#### [Problem requirements]
Your answer should be one number: the count of lines in these entries that hold the word "receptor".

-- Start Given records --

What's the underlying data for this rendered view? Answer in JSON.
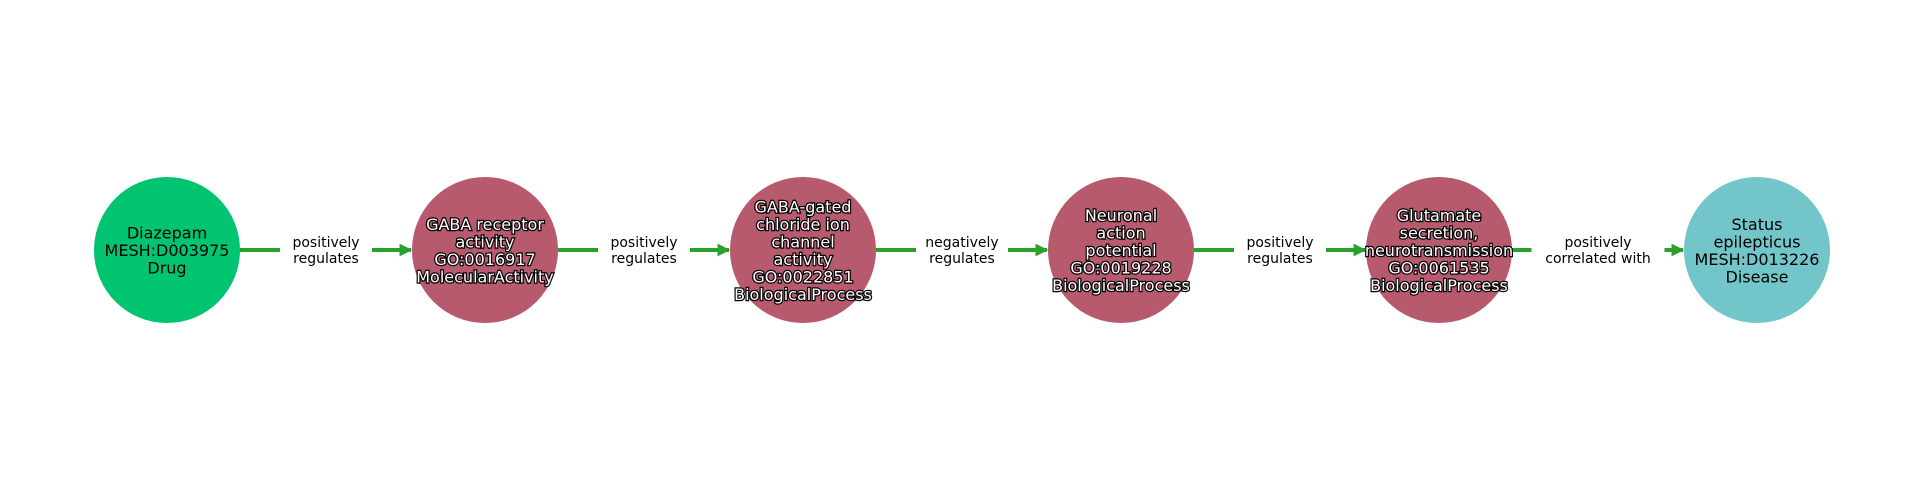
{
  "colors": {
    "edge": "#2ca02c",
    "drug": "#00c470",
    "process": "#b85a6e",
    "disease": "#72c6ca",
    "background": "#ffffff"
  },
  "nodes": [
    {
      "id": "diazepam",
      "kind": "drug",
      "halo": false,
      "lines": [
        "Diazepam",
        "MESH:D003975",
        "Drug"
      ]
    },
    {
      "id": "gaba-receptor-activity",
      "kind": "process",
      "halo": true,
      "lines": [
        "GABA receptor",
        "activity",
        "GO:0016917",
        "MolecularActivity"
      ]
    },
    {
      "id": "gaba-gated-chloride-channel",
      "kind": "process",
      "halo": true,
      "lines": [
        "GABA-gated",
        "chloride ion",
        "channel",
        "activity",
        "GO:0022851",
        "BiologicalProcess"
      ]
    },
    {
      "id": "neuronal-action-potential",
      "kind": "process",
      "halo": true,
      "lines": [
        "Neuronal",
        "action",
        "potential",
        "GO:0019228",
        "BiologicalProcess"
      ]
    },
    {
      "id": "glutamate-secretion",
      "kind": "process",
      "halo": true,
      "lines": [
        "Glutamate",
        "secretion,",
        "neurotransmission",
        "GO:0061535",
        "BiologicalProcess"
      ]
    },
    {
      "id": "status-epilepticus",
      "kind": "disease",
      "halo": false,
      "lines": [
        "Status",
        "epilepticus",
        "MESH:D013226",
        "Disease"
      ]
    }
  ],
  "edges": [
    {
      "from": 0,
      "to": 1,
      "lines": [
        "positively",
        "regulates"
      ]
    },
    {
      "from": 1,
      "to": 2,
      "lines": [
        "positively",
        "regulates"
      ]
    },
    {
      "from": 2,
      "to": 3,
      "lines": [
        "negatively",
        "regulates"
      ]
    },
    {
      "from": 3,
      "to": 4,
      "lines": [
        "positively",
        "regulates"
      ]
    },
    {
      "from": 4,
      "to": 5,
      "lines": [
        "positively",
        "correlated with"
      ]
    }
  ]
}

-- End Given records --
-- Start Given records --

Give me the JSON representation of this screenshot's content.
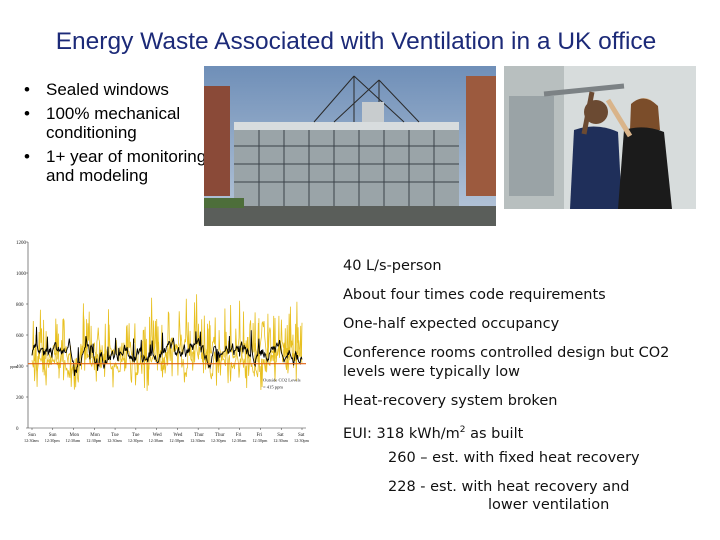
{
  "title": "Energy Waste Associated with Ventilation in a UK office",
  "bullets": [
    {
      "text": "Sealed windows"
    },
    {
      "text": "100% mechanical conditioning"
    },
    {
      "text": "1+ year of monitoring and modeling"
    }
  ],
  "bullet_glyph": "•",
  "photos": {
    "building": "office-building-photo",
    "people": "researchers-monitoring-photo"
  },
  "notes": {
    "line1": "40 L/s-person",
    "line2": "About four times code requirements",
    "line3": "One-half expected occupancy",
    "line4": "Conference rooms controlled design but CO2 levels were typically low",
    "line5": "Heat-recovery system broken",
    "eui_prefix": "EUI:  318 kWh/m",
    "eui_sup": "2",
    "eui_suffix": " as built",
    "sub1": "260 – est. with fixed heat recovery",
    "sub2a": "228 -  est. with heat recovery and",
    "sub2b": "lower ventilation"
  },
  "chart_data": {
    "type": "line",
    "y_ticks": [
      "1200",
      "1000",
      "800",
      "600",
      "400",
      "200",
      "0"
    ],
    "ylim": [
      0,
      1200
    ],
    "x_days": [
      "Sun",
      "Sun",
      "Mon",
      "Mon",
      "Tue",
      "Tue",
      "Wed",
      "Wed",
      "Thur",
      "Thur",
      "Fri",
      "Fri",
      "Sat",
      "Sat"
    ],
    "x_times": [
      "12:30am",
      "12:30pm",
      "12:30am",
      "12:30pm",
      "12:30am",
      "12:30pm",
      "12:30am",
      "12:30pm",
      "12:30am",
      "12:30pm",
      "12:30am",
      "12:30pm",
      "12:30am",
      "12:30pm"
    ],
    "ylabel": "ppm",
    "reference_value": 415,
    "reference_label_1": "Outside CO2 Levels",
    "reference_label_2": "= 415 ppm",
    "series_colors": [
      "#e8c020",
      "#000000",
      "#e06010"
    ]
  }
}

-- End Given records --

#### [Answer for this exercise]
2